**WHAT YOU NEED TO DO**
In the listing below, locate the lines bearing the word "ylabel". Copy every one of them.

*** RECORDS SUPPLIED

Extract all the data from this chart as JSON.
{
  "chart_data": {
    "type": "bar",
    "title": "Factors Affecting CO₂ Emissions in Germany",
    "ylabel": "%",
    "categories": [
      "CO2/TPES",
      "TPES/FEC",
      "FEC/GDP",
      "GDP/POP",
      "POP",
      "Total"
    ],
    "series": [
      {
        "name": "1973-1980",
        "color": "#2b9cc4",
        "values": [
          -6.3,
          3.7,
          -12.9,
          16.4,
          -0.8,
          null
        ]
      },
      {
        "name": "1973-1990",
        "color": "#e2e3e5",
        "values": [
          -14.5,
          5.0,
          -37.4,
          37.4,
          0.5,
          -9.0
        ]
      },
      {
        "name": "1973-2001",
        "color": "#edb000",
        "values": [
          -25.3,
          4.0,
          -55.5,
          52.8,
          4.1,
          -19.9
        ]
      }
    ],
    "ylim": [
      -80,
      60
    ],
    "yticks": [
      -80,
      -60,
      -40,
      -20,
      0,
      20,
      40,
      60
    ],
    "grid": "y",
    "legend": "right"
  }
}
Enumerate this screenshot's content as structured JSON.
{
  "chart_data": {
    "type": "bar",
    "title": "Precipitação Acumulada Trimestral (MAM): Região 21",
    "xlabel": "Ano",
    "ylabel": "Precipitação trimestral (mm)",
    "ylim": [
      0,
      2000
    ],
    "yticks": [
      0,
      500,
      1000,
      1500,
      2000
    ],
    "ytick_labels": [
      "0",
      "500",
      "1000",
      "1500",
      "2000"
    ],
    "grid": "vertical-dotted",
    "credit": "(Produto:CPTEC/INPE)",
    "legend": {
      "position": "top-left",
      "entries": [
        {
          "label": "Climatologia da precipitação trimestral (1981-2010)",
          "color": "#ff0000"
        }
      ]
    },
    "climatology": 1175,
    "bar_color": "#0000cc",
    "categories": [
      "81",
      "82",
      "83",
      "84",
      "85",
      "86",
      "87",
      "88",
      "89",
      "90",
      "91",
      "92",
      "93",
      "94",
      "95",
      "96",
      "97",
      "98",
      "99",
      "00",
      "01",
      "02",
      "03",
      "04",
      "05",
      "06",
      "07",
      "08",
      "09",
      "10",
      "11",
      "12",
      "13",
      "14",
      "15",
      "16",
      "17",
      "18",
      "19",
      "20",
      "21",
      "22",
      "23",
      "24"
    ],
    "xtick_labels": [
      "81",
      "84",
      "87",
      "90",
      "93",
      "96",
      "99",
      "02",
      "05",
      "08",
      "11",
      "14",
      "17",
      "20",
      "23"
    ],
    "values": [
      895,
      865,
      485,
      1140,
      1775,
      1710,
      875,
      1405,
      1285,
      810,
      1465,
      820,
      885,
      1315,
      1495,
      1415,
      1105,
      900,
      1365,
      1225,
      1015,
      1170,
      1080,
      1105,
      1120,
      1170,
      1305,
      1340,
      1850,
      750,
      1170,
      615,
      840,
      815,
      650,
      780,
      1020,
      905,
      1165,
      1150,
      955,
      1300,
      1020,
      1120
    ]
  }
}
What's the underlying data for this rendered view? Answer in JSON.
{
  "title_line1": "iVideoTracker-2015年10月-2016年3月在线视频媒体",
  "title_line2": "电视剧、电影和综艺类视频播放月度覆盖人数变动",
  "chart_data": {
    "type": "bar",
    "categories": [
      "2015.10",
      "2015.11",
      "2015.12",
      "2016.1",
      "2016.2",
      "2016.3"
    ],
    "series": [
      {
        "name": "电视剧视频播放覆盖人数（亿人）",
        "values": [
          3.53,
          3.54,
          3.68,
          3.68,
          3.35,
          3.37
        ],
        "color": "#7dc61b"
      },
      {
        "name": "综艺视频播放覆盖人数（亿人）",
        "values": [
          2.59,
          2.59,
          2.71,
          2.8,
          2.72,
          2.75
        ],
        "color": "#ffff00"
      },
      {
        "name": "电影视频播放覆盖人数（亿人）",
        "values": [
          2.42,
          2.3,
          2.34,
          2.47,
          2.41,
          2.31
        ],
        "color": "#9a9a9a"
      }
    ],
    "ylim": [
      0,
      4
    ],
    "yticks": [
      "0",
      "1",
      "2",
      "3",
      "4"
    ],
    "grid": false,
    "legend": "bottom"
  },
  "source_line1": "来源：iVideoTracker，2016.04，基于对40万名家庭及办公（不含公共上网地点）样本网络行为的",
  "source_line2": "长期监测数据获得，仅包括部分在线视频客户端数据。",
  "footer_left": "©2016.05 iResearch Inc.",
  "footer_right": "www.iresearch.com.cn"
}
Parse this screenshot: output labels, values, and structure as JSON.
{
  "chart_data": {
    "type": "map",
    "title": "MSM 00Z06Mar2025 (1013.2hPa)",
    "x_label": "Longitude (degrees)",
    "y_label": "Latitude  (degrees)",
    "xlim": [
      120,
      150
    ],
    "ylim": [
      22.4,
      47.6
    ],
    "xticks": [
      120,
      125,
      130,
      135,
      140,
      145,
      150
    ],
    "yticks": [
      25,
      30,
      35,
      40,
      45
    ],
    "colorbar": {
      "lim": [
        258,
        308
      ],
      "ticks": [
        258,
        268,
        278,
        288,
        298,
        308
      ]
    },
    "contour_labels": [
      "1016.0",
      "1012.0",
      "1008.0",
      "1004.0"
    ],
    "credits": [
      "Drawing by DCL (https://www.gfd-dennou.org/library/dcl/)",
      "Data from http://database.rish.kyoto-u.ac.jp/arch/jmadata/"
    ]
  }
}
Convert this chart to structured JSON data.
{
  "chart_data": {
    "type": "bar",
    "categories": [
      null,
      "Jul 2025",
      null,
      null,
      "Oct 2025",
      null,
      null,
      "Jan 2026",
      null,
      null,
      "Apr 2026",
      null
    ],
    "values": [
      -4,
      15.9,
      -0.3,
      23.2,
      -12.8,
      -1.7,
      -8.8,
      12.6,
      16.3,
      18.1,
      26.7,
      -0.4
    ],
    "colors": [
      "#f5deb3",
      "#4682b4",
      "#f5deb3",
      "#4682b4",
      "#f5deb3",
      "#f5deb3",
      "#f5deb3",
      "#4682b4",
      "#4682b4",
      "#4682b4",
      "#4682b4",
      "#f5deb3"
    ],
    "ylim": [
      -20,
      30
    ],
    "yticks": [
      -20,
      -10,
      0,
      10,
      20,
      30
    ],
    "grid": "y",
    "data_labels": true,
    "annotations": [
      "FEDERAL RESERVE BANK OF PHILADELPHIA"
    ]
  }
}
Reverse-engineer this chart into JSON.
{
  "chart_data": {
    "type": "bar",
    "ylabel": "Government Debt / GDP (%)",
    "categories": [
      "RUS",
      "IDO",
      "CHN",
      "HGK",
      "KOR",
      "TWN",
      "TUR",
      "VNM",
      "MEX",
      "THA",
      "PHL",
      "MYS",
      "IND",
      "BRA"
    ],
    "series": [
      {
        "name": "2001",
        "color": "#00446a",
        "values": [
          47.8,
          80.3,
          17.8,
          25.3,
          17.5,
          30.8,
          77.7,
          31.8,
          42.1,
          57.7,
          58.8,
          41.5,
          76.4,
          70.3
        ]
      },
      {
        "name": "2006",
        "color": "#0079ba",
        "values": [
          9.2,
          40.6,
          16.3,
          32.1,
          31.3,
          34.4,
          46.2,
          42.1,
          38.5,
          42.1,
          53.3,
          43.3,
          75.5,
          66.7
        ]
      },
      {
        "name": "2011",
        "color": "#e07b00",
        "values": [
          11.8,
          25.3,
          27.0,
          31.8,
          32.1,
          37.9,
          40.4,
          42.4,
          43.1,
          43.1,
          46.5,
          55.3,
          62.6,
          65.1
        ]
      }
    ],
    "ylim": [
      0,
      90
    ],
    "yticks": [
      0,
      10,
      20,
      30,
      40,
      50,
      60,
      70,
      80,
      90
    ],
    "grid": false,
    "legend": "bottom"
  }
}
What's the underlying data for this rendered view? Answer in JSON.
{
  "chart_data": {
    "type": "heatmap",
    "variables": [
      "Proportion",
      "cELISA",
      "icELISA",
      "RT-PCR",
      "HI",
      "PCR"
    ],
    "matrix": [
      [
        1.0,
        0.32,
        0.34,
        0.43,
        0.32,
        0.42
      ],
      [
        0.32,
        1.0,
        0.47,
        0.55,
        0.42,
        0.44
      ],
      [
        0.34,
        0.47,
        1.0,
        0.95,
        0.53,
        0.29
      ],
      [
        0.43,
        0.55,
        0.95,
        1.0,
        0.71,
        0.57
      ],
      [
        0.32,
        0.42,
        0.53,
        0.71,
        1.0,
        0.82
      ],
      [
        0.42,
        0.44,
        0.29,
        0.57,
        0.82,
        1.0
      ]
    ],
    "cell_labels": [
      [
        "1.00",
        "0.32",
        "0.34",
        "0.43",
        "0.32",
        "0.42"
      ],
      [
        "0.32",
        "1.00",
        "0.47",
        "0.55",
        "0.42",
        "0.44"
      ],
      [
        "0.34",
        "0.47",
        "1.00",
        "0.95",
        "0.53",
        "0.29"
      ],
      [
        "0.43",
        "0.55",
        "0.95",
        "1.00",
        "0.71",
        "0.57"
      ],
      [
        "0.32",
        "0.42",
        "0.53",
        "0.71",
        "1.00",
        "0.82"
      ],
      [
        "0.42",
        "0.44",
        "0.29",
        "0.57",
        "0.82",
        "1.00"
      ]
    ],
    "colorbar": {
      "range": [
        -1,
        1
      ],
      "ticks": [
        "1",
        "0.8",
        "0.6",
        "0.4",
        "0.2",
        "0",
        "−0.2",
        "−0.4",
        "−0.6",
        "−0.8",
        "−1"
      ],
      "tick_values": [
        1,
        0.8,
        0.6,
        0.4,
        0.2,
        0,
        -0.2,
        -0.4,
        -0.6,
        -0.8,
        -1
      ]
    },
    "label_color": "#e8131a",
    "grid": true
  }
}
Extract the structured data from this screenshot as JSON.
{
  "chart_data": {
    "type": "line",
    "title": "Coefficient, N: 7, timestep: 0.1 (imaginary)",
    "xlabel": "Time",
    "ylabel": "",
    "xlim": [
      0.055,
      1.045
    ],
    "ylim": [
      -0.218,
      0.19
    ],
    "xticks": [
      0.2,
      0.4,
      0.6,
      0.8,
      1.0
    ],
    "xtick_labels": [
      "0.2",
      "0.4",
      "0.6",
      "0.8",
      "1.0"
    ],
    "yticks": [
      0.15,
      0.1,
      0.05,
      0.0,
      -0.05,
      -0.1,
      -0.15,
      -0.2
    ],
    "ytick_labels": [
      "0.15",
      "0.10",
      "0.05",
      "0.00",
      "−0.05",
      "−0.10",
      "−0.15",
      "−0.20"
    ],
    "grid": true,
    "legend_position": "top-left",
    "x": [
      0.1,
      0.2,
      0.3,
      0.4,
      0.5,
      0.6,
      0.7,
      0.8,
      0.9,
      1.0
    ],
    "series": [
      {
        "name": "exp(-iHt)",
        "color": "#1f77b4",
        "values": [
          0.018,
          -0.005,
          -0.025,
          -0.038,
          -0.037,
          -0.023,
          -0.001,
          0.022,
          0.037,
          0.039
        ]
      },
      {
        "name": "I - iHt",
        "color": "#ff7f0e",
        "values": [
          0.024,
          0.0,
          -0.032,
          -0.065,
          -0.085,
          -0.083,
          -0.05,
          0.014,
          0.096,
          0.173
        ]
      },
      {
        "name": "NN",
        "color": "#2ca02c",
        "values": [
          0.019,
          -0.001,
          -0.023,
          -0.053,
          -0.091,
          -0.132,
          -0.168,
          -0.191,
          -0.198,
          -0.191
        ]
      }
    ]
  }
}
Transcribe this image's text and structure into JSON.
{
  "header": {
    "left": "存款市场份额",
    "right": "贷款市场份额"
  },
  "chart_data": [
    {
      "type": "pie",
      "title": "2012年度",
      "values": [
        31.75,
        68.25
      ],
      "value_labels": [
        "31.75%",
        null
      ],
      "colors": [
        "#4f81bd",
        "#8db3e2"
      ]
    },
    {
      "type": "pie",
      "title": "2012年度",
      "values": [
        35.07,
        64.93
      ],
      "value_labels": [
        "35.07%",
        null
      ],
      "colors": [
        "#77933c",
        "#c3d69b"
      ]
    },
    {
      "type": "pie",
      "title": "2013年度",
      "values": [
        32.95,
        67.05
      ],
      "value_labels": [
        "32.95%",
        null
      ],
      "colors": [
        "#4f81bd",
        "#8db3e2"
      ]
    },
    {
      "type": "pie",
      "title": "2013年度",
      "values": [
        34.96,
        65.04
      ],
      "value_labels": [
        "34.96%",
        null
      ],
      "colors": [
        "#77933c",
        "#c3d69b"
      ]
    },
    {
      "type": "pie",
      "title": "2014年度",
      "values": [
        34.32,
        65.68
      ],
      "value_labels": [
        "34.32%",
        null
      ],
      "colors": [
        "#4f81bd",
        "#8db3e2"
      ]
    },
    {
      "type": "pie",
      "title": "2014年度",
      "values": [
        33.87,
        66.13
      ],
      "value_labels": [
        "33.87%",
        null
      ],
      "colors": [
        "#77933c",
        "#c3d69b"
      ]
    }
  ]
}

******

**OUTPUT OF THE EXERCISE**
    "ylabel": "%",
    "ylabel": "Precipitação trimestral (mm)",
    "ylabel": "Government Debt / GDP (%)",
    "ylabel": "",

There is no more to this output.